>> begin

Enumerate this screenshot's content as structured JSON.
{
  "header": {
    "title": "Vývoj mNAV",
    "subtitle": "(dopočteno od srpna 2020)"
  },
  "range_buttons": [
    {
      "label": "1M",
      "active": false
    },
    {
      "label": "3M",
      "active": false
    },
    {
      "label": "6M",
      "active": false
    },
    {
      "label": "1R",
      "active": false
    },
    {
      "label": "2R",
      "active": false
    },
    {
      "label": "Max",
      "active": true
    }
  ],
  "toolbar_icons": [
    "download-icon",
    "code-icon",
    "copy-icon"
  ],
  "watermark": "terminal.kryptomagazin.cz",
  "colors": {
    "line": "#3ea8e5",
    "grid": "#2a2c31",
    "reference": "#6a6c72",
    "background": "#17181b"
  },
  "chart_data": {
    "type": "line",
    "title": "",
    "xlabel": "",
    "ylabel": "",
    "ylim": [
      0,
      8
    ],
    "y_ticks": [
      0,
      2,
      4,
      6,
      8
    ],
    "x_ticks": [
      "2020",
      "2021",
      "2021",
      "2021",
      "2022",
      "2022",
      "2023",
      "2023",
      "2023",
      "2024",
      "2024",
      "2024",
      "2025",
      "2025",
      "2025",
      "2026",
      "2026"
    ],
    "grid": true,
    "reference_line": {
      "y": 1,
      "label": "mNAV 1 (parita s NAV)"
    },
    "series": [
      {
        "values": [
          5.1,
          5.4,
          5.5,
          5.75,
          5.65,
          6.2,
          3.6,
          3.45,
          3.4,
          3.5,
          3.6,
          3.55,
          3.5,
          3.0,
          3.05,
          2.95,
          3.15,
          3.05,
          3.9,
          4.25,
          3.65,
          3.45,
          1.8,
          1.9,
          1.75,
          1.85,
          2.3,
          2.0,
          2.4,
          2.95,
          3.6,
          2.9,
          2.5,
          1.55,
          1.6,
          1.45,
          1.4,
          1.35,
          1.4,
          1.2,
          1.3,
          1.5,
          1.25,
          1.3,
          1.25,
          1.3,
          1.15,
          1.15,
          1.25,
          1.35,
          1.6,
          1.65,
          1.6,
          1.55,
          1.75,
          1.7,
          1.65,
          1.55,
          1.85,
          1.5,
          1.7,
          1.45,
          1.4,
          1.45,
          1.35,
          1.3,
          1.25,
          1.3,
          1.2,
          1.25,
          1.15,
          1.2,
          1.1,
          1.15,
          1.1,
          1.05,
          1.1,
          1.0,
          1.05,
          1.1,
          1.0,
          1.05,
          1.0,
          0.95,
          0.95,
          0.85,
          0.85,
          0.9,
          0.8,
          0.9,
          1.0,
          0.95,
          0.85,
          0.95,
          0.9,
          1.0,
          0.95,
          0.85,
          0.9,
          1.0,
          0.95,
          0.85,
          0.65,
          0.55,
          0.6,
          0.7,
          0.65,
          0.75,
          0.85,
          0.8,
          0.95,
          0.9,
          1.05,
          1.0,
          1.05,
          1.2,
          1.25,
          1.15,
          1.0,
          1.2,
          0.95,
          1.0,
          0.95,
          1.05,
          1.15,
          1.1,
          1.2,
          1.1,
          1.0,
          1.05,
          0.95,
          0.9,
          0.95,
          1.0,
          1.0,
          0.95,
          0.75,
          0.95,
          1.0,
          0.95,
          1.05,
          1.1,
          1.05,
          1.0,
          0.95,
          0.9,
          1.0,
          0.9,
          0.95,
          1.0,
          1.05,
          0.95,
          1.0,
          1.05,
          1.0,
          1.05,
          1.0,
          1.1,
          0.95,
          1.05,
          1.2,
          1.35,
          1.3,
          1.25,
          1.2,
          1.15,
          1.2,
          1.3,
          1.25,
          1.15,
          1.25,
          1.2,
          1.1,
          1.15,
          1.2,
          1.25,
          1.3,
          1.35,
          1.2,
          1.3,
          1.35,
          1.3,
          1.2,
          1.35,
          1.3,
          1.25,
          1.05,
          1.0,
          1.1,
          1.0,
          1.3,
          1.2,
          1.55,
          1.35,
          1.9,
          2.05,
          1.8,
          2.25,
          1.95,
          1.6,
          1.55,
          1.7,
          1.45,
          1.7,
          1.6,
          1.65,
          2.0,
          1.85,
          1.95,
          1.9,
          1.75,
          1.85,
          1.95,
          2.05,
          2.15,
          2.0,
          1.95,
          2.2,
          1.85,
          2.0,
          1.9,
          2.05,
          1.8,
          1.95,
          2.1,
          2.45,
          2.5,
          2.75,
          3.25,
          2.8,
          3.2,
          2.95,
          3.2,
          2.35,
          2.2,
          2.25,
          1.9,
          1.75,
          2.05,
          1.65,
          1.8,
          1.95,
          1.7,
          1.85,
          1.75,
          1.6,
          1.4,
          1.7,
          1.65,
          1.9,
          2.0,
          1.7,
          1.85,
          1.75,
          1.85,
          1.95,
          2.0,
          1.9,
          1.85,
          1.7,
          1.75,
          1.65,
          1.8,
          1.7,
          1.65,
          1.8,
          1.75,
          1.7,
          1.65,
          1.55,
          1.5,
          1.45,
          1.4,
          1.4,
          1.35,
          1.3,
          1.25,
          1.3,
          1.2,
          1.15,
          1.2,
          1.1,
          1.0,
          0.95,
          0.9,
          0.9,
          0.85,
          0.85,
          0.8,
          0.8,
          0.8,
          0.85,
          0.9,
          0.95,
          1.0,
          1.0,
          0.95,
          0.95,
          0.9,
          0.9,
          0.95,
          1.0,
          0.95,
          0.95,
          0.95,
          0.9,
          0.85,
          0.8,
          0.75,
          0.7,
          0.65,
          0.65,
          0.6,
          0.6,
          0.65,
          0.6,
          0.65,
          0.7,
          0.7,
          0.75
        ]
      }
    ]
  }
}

>> end
>> begin

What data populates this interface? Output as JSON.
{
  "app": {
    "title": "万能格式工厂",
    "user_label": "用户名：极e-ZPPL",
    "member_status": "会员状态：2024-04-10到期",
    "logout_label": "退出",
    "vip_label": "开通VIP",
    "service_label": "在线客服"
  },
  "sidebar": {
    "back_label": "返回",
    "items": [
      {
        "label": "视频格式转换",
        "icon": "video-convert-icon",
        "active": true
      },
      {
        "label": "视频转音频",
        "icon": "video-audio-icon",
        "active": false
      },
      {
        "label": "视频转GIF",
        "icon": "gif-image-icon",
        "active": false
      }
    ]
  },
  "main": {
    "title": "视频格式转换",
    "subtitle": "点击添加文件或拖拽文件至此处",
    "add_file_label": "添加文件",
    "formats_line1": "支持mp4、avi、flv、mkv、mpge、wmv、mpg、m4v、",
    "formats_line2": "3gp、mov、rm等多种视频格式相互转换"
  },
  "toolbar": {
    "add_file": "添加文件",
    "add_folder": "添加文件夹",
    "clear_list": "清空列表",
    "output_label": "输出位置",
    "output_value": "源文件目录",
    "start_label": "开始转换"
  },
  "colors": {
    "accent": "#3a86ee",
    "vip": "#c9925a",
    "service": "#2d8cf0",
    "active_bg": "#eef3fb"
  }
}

>> end

PROBLEM -
Copy every line of the listing that includes the string "JSON".

OUTPUT OF THE TASK -
Enumerate this screenshot's content as structured JSON.
What data populates this interface? Output as JSON.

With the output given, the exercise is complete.